=== REQUIRED TASK ===
Go through the listing and pick out each line with the word "icon" in it.
---*---
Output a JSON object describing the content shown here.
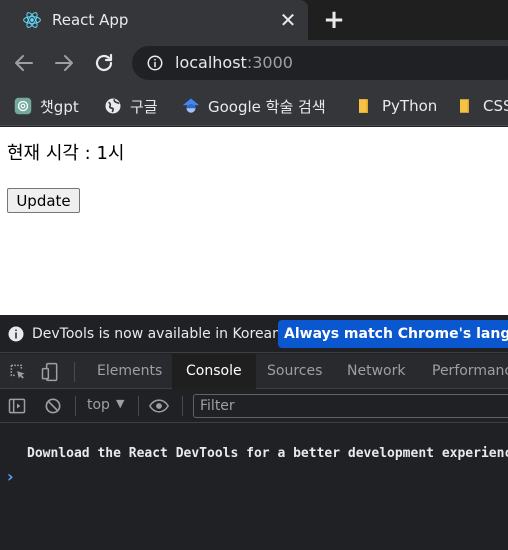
{
  "browser": {
    "tab": {
      "title": "React App",
      "close_glyph": "✕",
      "favicon": "react-logo-icon"
    },
    "new_tab_glyph": "+",
    "url": {
      "host": "localhost",
      "port": ":3000"
    },
    "bookmarks": [
      {
        "label": "챗gpt",
        "icon": "chatgpt-icon"
      },
      {
        "label": "구글",
        "icon": "globe-icon"
      },
      {
        "label": "Google 학술 검색",
        "icon": "google-scholar-icon"
      },
      {
        "label": "PyThon",
        "icon": "folder-icon"
      },
      {
        "label": "CSS",
        "icon": "folder-icon"
      }
    ]
  },
  "page": {
    "clock_text": "현재 시각 : 1시",
    "update_label": "Update"
  },
  "devtools": {
    "info_text": "DevTools is now available in Korean!",
    "info_button": "Always match Chrome's language",
    "tabs": [
      "Elements",
      "Console",
      "Sources",
      "Network",
      "Performance"
    ],
    "active_tab": "Console",
    "context": "top",
    "caret": "▼",
    "filter_placeholder": "Filter",
    "log_message": "Download the React DevTools for a better development experience",
    "prompt_glyph": "›"
  },
  "colors": {
    "tab_bg": "#35363a",
    "strip_bg": "#1f1f1f",
    "accent_blue": "#0b57d0",
    "prompt_blue": "#5e9efc"
  }
}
---*---
=== WRITTEN REPLY ===
      "favicon": "react-logo-icon"
        "icon": "chatgpt-icon"
        "icon": "globe-icon"
        "icon": "google-scholar-icon"
        "icon": "folder-icon"
        "icon": "folder-icon"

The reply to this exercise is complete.